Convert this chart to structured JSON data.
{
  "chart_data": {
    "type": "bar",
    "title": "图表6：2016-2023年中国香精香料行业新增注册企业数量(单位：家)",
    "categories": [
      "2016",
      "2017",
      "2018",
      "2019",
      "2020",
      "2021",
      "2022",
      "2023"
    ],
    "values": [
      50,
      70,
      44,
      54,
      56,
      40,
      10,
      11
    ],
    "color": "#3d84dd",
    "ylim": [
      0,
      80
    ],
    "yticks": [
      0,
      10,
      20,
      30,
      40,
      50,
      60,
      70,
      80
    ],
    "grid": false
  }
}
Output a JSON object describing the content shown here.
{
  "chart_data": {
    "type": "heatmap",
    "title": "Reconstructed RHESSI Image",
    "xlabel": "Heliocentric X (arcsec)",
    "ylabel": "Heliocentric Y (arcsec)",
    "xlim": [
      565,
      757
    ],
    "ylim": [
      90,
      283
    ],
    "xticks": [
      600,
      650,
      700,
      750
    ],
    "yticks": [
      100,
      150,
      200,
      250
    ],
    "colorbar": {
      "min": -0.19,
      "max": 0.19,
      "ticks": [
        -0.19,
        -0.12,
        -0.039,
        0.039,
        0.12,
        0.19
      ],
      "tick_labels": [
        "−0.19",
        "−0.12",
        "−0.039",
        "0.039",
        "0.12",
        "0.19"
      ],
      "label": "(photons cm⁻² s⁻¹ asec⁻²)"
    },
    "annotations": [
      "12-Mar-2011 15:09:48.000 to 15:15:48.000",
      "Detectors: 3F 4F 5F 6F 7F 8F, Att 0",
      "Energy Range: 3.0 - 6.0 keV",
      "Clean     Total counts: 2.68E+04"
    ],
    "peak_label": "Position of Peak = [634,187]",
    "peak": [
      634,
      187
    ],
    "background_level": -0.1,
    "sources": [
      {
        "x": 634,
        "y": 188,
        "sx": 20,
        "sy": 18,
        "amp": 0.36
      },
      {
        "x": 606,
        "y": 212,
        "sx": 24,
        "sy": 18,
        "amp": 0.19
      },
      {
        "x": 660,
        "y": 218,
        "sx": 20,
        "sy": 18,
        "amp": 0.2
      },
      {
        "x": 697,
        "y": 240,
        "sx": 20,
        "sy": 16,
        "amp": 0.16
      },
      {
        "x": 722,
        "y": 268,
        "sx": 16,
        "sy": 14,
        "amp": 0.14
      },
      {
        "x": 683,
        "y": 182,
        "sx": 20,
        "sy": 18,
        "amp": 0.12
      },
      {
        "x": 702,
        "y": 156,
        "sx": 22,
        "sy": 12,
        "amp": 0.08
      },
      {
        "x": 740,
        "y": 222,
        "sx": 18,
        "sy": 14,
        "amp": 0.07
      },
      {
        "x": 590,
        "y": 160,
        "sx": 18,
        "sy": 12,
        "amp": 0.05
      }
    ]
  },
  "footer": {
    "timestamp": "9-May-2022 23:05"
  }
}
----
• Exercise instructions
State how many lines above contain the string "title", with no other words.

• Completed task
2